__WHAT YOU ARE ASKED TO DO__. Select all lines in the records that include "xlabel".

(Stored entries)
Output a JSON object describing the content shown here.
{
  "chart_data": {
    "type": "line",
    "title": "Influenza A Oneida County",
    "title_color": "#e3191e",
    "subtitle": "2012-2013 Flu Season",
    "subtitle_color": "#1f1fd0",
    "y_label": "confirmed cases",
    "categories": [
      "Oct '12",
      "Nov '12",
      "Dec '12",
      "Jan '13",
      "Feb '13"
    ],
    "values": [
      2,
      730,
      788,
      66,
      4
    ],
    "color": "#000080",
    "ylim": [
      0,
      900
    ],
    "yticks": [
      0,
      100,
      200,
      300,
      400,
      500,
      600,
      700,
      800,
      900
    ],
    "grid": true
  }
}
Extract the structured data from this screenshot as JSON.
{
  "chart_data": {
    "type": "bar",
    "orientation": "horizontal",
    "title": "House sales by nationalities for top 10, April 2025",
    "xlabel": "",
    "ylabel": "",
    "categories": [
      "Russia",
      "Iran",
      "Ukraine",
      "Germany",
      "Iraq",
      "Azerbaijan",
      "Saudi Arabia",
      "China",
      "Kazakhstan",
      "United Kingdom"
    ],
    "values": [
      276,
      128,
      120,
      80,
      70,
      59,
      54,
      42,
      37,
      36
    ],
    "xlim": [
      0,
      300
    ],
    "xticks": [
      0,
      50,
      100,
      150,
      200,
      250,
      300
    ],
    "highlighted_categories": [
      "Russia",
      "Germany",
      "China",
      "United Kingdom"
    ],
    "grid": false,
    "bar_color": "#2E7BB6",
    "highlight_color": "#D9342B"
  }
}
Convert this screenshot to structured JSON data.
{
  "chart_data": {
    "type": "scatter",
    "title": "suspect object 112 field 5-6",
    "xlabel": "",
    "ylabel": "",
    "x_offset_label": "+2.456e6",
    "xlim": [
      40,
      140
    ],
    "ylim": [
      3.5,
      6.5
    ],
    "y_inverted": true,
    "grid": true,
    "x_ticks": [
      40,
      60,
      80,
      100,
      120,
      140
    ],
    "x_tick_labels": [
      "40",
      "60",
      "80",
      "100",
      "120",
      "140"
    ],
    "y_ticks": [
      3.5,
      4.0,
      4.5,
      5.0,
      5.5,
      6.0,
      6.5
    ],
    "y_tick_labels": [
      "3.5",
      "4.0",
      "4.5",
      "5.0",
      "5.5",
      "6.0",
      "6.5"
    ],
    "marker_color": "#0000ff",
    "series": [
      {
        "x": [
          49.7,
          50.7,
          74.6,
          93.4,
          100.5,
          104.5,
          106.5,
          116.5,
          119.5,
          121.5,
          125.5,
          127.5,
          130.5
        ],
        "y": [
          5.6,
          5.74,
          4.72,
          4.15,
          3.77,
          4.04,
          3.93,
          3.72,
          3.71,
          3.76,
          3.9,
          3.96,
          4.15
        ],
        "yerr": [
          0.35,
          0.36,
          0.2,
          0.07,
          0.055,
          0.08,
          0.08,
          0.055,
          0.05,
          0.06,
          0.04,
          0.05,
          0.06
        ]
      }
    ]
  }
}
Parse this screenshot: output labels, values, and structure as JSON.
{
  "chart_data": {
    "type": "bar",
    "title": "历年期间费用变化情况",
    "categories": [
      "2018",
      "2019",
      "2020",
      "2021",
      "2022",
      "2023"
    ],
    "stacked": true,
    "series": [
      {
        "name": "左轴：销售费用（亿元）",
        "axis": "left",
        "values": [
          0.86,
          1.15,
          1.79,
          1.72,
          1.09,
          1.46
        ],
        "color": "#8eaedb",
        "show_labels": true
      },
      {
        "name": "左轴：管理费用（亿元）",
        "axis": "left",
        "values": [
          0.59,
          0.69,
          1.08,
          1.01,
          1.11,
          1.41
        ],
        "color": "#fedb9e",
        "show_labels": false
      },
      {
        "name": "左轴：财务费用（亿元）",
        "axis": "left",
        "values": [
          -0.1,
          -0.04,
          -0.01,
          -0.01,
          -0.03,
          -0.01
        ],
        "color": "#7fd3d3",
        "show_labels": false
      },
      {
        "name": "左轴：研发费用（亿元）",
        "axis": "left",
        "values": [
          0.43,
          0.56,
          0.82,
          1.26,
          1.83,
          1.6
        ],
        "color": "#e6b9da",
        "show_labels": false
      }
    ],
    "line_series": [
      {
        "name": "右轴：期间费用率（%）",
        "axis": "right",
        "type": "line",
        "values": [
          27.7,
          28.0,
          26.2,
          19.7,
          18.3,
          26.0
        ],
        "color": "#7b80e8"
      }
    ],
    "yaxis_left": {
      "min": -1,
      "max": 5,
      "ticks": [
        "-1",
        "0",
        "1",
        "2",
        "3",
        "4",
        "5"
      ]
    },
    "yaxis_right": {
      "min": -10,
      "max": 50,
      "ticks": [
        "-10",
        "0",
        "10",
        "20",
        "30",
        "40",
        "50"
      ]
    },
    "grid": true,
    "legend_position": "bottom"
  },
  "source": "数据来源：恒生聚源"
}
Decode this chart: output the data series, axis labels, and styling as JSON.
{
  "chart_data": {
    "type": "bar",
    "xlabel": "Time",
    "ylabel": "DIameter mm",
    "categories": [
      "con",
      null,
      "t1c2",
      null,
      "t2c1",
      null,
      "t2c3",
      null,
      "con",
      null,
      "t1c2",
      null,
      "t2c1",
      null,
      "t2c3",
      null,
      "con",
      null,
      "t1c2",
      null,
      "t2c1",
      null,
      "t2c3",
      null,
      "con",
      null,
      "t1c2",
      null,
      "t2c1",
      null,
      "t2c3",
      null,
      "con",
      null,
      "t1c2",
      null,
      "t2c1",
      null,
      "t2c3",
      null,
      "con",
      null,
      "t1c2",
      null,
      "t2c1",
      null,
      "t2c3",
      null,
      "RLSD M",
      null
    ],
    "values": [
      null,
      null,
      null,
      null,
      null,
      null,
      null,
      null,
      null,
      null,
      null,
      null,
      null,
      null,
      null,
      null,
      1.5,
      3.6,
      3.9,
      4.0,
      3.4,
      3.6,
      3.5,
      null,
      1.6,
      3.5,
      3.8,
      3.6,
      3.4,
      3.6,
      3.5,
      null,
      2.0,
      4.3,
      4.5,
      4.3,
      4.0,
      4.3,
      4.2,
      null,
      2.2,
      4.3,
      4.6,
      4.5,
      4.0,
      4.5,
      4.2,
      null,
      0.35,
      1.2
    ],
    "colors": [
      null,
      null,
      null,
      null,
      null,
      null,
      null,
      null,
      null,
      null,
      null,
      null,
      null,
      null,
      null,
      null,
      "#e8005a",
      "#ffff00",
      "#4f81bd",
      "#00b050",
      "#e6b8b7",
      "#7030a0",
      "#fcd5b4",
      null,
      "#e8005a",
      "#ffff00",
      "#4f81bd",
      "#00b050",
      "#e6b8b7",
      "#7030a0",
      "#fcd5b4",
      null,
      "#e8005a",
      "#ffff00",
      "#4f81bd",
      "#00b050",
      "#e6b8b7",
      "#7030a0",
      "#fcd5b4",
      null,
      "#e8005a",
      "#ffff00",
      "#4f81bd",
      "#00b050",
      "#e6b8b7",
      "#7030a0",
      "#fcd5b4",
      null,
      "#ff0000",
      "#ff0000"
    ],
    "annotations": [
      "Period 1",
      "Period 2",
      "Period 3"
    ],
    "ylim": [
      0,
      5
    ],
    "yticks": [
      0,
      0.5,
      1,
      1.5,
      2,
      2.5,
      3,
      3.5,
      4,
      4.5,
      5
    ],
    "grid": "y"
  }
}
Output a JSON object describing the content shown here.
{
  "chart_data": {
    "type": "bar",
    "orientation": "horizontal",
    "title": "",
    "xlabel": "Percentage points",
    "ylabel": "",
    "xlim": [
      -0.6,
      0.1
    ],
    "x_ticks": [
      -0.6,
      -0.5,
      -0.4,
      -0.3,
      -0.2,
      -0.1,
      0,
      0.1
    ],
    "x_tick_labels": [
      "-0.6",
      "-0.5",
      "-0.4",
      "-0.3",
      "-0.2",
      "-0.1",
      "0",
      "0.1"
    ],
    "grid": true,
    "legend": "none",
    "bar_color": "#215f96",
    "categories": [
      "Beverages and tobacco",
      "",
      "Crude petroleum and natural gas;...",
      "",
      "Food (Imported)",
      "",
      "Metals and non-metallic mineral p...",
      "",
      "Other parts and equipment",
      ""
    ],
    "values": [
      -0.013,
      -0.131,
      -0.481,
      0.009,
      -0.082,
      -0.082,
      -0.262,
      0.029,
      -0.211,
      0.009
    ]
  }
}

__COMPLETE ANSWER__.
    "xlabel": "",
    "xlabel": "",
    "xlabel": "Time",
    "xlabel": "Percentage points",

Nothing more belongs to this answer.